Supplied records:
--*--
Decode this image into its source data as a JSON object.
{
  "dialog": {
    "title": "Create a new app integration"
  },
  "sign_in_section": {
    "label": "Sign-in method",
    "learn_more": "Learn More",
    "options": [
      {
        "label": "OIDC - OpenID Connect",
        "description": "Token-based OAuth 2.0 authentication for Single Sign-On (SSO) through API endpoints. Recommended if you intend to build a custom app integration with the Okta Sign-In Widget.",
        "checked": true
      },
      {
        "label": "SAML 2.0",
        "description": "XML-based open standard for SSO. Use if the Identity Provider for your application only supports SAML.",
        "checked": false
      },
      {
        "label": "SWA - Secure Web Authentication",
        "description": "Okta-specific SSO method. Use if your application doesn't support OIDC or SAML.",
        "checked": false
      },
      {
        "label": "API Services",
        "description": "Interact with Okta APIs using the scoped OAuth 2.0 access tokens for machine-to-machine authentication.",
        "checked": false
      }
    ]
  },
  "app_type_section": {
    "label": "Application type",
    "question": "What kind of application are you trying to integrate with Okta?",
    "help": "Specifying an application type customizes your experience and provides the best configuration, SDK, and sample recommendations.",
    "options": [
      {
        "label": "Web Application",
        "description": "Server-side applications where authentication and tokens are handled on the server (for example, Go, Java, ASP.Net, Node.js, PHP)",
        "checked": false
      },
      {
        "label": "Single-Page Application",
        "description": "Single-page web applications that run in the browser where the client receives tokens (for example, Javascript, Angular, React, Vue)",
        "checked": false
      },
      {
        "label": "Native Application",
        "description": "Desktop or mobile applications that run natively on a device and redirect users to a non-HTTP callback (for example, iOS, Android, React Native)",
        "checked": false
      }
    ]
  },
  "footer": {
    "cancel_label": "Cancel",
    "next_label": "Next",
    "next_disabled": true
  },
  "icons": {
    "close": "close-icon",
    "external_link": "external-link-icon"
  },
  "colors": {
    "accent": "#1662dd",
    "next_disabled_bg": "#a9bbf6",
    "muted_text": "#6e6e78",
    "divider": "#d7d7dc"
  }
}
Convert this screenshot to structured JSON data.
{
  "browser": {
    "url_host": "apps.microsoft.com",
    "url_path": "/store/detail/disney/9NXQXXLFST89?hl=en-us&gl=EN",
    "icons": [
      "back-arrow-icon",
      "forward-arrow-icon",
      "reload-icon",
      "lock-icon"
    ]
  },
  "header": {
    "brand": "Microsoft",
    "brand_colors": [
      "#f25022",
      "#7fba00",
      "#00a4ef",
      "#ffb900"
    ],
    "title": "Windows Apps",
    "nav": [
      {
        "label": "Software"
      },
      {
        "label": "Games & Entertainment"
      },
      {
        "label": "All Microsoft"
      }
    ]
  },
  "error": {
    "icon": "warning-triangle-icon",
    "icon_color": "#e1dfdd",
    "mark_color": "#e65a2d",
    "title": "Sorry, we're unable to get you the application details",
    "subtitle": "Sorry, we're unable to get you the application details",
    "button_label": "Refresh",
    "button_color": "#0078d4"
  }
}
--*--
Among the lines of the data, identify those with the word "SAML". Copy each of them.

        "label": "SAML 2.0",
        "description": "XML-based open standard for SSO. Use if the Identity Provider for your application only supports SAML.",
        "description": "Okta-specific SSO method. Use if your application doesn't support OIDC or SAML.",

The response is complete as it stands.